▶ [To be done]:
Look through the data for the string "newline". Copy every line where it is found.

▶ [Provided records]:
────────────────
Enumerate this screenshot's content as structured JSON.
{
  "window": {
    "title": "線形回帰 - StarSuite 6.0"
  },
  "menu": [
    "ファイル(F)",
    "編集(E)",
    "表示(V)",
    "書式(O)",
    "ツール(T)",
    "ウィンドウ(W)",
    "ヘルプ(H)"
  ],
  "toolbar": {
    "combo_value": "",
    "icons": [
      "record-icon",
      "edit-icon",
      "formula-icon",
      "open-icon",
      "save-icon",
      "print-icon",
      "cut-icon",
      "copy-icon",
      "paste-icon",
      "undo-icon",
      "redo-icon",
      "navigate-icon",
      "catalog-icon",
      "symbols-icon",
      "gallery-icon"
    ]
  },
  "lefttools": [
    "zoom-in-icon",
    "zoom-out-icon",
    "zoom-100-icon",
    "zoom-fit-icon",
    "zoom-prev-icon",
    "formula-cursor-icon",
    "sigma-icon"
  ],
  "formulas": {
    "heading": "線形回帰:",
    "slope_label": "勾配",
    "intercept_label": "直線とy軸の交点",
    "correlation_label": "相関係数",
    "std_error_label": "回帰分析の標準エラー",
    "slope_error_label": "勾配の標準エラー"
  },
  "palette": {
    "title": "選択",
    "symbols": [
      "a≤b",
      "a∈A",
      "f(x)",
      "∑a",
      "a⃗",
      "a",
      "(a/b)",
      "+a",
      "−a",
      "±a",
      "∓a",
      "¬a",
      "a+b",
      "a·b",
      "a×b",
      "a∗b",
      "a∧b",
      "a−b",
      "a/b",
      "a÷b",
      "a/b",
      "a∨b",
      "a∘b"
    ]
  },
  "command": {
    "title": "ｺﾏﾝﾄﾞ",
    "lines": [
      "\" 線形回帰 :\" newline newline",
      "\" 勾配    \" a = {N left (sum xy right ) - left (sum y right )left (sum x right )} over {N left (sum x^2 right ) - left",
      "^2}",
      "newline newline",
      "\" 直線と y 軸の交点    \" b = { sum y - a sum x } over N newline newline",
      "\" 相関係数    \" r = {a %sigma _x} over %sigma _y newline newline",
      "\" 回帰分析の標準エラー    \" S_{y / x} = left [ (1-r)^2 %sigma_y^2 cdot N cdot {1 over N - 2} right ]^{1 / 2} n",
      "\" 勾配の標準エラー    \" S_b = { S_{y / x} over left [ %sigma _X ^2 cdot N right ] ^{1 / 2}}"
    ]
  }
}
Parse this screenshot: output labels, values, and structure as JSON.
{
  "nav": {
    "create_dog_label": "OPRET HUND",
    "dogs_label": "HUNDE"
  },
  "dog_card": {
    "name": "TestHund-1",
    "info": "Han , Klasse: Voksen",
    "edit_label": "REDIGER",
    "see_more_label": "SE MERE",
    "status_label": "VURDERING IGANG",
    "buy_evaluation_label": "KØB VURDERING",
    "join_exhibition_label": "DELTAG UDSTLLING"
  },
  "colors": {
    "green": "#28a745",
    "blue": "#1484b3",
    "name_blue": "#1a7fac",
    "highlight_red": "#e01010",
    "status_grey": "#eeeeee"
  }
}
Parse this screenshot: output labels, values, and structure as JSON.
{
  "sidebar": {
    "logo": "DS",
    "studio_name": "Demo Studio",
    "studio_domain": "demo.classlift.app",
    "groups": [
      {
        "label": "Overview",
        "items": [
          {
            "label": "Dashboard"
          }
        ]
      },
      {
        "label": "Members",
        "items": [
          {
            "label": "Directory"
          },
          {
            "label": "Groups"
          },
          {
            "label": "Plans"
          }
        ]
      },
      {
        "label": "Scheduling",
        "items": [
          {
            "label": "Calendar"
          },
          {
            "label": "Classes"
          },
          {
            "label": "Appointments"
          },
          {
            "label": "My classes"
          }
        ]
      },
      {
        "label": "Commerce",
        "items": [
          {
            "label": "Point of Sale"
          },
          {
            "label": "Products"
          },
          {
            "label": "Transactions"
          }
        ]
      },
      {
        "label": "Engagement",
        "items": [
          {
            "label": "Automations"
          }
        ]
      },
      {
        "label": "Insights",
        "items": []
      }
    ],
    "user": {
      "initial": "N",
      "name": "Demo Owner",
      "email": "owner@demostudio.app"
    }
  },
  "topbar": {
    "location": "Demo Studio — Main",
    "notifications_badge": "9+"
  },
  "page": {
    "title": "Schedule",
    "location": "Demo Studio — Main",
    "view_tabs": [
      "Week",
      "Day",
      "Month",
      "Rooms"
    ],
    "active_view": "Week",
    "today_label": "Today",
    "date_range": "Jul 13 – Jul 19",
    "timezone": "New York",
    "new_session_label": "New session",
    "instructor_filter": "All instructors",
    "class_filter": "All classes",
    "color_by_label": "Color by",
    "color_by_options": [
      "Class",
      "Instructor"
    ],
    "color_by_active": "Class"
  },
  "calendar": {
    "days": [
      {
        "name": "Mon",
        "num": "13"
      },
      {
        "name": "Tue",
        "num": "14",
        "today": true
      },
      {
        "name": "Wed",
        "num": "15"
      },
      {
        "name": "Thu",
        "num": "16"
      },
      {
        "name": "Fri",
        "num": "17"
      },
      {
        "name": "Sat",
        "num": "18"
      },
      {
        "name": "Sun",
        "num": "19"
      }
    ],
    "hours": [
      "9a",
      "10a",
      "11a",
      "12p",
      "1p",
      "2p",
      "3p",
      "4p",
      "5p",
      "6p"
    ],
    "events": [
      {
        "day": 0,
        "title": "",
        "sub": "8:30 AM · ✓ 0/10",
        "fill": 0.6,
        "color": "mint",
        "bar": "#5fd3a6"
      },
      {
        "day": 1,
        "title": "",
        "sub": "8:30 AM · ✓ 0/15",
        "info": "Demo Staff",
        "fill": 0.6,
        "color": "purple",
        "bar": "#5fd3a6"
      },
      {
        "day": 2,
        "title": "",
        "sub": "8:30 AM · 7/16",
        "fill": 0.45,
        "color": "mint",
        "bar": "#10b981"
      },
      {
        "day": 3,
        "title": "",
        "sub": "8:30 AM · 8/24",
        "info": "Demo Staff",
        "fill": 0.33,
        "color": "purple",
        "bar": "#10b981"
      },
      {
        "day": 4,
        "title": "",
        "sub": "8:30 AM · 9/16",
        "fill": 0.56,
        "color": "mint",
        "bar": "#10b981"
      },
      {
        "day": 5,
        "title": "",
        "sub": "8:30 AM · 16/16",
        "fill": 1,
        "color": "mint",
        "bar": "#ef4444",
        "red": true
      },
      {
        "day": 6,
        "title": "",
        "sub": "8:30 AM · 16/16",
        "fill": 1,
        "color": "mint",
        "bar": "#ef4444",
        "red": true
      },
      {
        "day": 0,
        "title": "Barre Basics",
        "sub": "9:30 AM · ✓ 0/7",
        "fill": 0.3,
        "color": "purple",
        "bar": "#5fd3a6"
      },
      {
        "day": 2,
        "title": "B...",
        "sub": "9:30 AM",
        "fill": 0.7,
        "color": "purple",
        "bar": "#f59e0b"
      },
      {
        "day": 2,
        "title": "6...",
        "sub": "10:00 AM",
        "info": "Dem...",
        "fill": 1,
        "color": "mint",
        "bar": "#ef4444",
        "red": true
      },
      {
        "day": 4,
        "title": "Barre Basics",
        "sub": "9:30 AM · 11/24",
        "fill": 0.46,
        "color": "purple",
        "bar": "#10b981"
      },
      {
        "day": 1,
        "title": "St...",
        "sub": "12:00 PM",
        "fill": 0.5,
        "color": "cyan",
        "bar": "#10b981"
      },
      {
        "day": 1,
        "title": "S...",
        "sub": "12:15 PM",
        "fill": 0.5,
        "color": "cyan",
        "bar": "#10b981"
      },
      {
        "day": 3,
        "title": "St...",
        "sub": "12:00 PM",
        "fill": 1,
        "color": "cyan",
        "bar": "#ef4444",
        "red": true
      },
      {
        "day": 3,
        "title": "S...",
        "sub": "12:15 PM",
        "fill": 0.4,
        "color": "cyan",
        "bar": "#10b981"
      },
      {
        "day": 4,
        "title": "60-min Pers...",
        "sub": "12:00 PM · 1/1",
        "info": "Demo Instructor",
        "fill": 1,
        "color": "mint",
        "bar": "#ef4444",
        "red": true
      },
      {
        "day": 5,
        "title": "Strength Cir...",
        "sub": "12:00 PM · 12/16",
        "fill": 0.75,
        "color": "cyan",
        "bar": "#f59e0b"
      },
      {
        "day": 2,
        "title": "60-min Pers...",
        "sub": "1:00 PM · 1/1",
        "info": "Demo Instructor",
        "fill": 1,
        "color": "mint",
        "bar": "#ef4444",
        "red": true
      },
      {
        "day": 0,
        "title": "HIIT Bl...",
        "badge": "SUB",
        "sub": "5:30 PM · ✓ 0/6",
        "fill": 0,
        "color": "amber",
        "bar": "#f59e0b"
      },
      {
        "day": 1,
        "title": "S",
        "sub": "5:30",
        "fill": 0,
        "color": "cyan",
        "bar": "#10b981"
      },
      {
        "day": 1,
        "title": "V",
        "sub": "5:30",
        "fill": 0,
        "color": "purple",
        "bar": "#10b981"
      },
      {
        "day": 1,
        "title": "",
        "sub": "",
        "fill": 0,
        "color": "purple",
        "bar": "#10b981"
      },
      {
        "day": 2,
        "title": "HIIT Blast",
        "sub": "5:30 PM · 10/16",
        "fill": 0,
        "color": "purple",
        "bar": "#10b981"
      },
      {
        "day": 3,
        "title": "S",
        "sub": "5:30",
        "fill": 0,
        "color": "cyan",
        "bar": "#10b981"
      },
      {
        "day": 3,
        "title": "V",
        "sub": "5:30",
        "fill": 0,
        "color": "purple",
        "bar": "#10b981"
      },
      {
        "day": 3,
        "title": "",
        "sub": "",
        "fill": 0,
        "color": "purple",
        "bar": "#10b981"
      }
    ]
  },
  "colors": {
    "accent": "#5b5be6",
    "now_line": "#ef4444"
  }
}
────────────────
▶ [Exercise output]:
      "\" 線形回帰 :\" newline newline",
      "newline newline",
      "\" 直線と y 軸の交点    \" b = { sum y - a sum x } over N newline newline",
      "\" 相関係数    \" r = {a %sigma _x} over %sigma _y newline newline",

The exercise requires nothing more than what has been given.